(Data items)
# # # # # # #
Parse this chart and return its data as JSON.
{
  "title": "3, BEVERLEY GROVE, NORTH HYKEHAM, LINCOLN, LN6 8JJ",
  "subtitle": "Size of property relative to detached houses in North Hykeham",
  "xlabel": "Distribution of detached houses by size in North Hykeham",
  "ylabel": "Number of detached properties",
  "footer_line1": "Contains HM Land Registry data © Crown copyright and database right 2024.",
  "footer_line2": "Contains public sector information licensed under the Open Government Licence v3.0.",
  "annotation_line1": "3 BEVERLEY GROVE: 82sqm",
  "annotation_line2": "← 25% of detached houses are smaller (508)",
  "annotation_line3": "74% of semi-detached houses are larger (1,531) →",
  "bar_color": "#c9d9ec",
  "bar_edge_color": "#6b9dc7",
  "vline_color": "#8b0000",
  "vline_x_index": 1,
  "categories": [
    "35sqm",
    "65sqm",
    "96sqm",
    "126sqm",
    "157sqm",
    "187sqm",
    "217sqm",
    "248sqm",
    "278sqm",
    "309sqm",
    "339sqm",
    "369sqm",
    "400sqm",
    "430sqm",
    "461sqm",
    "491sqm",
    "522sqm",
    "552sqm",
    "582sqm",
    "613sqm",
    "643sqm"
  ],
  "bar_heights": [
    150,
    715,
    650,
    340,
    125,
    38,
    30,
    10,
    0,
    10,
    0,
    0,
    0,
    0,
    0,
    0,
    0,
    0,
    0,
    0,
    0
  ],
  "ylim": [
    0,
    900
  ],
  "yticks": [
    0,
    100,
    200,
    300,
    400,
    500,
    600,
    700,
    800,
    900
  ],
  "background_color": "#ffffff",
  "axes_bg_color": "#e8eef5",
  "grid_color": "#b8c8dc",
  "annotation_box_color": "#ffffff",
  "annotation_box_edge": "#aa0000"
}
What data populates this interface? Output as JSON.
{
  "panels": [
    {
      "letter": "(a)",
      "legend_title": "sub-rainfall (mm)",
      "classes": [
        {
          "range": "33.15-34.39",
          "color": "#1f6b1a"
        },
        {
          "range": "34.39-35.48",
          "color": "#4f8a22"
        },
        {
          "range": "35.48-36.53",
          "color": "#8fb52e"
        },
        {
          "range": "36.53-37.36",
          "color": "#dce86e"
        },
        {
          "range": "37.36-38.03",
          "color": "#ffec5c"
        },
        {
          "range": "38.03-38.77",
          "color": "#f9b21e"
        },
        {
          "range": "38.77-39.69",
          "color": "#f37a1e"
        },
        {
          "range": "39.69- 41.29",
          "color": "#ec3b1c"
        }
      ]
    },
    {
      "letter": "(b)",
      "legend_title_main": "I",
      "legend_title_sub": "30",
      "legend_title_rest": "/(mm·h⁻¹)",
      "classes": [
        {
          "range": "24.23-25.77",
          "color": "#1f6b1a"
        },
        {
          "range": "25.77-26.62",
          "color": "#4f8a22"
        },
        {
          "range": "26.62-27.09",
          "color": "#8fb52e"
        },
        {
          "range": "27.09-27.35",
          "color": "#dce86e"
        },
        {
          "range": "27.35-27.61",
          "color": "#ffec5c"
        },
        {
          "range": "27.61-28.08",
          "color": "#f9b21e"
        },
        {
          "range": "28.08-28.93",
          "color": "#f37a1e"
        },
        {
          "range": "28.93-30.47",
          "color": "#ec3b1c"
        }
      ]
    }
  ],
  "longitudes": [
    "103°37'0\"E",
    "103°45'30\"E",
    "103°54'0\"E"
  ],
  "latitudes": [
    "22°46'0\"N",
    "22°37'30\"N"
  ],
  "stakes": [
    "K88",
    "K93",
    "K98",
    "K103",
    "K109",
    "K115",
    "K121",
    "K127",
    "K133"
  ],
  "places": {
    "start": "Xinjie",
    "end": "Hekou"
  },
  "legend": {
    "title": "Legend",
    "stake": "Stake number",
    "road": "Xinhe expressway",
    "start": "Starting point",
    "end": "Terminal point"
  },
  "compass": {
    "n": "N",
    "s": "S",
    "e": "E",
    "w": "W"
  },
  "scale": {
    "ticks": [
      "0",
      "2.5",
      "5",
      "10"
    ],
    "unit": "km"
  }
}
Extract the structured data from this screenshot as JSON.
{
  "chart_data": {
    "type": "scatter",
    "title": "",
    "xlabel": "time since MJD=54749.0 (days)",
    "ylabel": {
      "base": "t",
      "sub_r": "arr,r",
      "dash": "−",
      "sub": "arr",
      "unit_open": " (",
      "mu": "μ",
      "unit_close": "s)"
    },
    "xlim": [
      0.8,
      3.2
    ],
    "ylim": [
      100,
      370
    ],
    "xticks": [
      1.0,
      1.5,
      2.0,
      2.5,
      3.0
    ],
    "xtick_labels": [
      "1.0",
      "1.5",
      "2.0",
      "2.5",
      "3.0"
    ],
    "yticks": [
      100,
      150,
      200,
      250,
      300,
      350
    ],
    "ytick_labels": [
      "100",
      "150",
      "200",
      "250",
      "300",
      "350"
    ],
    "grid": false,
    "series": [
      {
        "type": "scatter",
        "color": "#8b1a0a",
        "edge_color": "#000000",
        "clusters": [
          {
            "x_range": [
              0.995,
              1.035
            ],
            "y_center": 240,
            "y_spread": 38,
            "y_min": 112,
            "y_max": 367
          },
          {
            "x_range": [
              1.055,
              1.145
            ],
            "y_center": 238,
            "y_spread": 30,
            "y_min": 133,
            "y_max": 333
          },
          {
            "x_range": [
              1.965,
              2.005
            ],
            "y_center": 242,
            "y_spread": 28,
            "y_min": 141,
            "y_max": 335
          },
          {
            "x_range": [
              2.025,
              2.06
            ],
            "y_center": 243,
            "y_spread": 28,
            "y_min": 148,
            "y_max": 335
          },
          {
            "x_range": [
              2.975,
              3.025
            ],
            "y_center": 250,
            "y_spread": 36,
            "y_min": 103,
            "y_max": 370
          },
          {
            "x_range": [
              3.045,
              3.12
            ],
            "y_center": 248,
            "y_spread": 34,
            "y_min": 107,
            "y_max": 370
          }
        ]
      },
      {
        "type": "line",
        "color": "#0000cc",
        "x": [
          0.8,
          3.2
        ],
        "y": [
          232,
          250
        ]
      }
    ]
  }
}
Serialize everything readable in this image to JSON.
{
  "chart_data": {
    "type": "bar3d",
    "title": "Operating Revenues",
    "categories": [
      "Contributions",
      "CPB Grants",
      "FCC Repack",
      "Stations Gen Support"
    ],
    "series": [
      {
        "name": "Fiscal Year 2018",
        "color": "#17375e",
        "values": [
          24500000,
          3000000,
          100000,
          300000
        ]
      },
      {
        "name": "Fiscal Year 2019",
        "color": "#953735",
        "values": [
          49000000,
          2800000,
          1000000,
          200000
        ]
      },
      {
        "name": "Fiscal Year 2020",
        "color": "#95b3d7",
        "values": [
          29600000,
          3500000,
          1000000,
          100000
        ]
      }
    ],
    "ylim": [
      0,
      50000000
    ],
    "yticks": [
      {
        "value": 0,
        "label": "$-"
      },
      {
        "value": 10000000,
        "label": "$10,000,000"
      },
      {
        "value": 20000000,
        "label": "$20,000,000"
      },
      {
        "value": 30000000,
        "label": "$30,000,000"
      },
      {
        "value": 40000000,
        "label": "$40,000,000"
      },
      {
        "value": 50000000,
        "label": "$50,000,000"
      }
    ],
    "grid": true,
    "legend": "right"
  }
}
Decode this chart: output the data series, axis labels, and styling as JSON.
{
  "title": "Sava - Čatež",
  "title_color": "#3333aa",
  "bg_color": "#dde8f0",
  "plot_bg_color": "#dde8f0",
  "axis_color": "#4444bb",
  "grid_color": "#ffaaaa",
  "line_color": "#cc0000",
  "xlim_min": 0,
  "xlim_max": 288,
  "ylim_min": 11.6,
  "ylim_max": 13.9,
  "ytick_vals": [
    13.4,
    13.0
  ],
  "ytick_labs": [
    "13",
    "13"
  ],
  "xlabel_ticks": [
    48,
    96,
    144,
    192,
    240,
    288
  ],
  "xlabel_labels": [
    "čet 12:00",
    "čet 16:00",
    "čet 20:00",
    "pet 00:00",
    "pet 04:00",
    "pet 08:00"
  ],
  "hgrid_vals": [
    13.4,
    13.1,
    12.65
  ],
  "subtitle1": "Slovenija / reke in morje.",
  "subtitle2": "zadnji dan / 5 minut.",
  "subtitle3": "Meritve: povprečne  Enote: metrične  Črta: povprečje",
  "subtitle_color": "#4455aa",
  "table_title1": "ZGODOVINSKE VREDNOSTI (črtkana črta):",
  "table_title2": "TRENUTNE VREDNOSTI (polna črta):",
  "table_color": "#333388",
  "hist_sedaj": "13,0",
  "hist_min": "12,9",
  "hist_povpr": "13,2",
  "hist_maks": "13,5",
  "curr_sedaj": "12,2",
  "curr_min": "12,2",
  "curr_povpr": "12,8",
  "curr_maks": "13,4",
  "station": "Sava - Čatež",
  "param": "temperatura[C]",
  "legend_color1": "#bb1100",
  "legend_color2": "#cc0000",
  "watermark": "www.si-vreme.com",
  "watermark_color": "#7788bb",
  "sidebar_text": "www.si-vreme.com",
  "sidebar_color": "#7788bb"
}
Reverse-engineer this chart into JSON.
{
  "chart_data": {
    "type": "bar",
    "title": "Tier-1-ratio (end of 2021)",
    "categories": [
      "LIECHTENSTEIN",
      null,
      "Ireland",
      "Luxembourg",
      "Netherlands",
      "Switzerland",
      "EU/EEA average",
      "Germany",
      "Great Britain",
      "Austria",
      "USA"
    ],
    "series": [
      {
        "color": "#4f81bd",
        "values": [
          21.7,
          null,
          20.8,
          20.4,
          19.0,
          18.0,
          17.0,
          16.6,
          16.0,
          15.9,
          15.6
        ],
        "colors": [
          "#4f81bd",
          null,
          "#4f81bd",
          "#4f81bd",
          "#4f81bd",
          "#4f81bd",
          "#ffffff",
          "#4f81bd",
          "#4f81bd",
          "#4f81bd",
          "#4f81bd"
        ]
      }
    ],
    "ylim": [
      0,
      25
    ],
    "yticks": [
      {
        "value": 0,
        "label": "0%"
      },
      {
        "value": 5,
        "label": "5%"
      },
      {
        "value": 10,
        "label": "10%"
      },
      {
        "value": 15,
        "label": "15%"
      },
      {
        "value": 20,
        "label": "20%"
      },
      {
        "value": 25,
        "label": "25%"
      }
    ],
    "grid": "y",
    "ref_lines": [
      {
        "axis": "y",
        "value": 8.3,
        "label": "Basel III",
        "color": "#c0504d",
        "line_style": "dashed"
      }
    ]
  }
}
# # # # # # #
Say how many lines above contain the string "Sava". Answer with the number only.

2